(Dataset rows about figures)
....

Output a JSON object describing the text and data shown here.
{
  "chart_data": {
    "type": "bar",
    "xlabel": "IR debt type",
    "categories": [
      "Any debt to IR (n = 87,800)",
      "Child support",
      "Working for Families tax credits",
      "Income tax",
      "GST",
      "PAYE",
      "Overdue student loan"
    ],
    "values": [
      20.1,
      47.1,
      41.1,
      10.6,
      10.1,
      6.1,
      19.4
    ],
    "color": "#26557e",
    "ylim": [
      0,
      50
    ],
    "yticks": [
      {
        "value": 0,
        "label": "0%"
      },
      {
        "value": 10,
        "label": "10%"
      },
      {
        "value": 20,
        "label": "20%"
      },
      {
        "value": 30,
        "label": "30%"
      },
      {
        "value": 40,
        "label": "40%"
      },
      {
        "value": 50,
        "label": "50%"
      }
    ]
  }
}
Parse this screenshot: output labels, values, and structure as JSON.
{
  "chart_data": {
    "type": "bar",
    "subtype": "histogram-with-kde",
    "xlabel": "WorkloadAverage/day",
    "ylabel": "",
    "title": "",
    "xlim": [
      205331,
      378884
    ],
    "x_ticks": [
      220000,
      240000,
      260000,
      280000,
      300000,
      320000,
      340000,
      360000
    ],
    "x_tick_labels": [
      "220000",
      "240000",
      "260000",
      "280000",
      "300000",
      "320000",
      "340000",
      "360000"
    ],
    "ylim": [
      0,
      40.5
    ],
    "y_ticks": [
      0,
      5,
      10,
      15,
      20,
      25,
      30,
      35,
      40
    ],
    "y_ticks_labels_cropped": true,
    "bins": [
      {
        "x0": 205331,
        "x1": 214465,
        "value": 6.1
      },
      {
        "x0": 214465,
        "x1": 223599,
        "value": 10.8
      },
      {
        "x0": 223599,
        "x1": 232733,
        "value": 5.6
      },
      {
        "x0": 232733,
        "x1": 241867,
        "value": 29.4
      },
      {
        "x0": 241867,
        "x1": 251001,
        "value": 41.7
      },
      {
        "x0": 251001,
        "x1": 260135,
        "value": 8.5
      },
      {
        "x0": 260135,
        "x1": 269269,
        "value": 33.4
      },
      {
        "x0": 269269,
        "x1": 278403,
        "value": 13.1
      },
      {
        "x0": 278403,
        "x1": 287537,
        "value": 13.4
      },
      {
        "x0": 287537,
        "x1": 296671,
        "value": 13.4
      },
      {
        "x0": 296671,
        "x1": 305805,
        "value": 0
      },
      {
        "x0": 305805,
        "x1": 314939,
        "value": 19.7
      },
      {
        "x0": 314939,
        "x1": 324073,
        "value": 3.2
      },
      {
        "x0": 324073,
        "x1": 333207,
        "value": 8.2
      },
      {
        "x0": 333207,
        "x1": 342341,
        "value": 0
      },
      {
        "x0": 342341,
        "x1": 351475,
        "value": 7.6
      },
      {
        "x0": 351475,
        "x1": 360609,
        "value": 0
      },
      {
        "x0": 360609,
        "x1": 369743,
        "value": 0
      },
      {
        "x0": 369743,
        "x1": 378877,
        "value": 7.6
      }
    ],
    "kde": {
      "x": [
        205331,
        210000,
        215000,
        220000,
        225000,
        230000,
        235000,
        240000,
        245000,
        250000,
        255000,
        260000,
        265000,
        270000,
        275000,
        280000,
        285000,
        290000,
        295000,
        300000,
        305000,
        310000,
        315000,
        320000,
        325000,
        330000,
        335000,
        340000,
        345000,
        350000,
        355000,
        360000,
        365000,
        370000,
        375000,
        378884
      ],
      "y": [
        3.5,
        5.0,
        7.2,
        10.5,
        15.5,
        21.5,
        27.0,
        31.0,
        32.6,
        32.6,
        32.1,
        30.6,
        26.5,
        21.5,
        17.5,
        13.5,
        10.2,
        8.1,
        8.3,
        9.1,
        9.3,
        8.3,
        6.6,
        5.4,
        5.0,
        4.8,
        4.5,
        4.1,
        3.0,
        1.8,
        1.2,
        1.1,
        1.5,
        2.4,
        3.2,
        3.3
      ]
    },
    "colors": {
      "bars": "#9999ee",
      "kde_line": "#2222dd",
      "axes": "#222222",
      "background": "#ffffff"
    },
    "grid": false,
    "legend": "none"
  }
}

....

> **What you need to do**
Give the data again, exactly as it stands.

> **Problem solution**
Output a JSON object describing the text and data shown here.
{
  "chart_data": {
    "type": "bar",
    "xlabel": "IR debt type",
    "categories": [
      "Any debt to IR (n = 87,800)",
      "Child support",
      "Working for Families tax credits",
      "Income tax",
      "GST",
      "PAYE",
      "Overdue student loan"
    ],
    "values": [
      20.1,
      47.1,
      41.1,
      10.6,
      10.1,
      6.1,
      19.4
    ],
    "color": "#26557e",
    "ylim": [
      0,
      50
    ],
    "yticks": [
      {
        "value": 0,
        "label": "0%"
      },
      {
        "value": 10,
        "label": "10%"
      },
      {
        "value": 20,
        "label": "20%"
      },
      {
        "value": 30,
        "label": "30%"
      },
      {
        "value": 40,
        "label": "40%"
      },
      {
        "value": 50,
        "label": "50%"
      }
    ]
  }
}
Parse this screenshot: output labels, values, and structure as JSON.
{
  "chart_data": {
    "type": "bar",
    "subtype": "histogram-with-kde",
    "xlabel": "WorkloadAverage/day",
    "ylabel": "",
    "title": "",
    "xlim": [
      205331,
      378884
    ],
    "x_ticks": [
      220000,
      240000,
      260000,
      280000,
      300000,
      320000,
      340000,
      360000
    ],
    "x_tick_labels": [
      "220000",
      "240000",
      "260000",
      "280000",
      "300000",
      "320000",
      "340000",
      "360000"
    ],
    "ylim": [
      0,
      40.5
    ],
    "y_ticks": [
      0,
      5,
      10,
      15,
      20,
      25,
      30,
      35,
      40
    ],
    "y_ticks_labels_cropped": true,
    "bins": [
      {
        "x0": 205331,
        "x1": 214465,
        "value": 6.1
      },
      {
        "x0": 214465,
        "x1": 223599,
        "value": 10.8
      },
      {
        "x0": 223599,
        "x1": 232733,
        "value": 5.6
      },
      {
        "x0": 232733,
        "x1": 241867,
        "value": 29.4
      },
      {
        "x0": 241867,
        "x1": 251001,
        "value": 41.7
      },
      {
        "x0": 251001,
        "x1": 260135,
        "value": 8.5
      },
      {
        "x0": 260135,
        "x1": 269269,
        "value": 33.4
      },
      {
        "x0": 269269,
        "x1": 278403,
        "value": 13.1
      },
      {
        "x0": 278403,
        "x1": 287537,
        "value": 13.4
      },
      {
        "x0": 287537,
        "x1": 296671,
        "value": 13.4
      },
      {
        "x0": 296671,
        "x1": 305805,
        "value": 0
      },
      {
        "x0": 305805,
        "x1": 314939,
        "value": 19.7
      },
      {
        "x0": 314939,
        "x1": 324073,
        "value": 3.2
      },
      {
        "x0": 324073,
        "x1": 333207,
        "value": 8.2
      },
      {
        "x0": 333207,
        "x1": 342341,
        "value": 0
      },
      {
        "x0": 342341,
        "x1": 351475,
        "value": 7.6
      },
      {
        "x0": 351475,
        "x1": 360609,
        "value": 0
      },
      {
        "x0": 360609,
        "x1": 369743,
        "value": 0
      },
      {
        "x0": 369743,
        "x1": 378877,
        "value": 7.6
      }
    ],
    "kde": {
      "x": [
        205331,
        210000,
        215000,
        220000,
        225000,
        230000,
        235000,
        240000,
        245000,
        250000,
        255000,
        260000,
        265000,
        270000,
        275000,
        280000,
        285000,
        290000,
        295000,
        300000,
        305000,
        310000,
        315000,
        320000,
        325000,
        330000,
        335000,
        340000,
        345000,
        350000,
        355000,
        360000,
        365000,
        370000,
        375000,
        378884
      ],
      "y": [
        3.5,
        5.0,
        7.2,
        10.5,
        15.5,
        21.5,
        27.0,
        31.0,
        32.6,
        32.6,
        32.1,
        30.6,
        26.5,
        21.5,
        17.5,
        13.5,
        10.2,
        8.1,
        8.3,
        9.1,
        9.3,
        8.3,
        6.6,
        5.4,
        5.0,
        4.8,
        4.5,
        4.1,
        3.0,
        1.8,
        1.2,
        1.1,
        1.5,
        2.4,
        3.2,
        3.3
      ]
    },
    "colors": {
      "bars": "#9999ee",
      "kde_line": "#2222dd",
      "axes": "#222222",
      "background": "#ffffff"
    },
    "grid": false,
    "legend": "none"
  }
}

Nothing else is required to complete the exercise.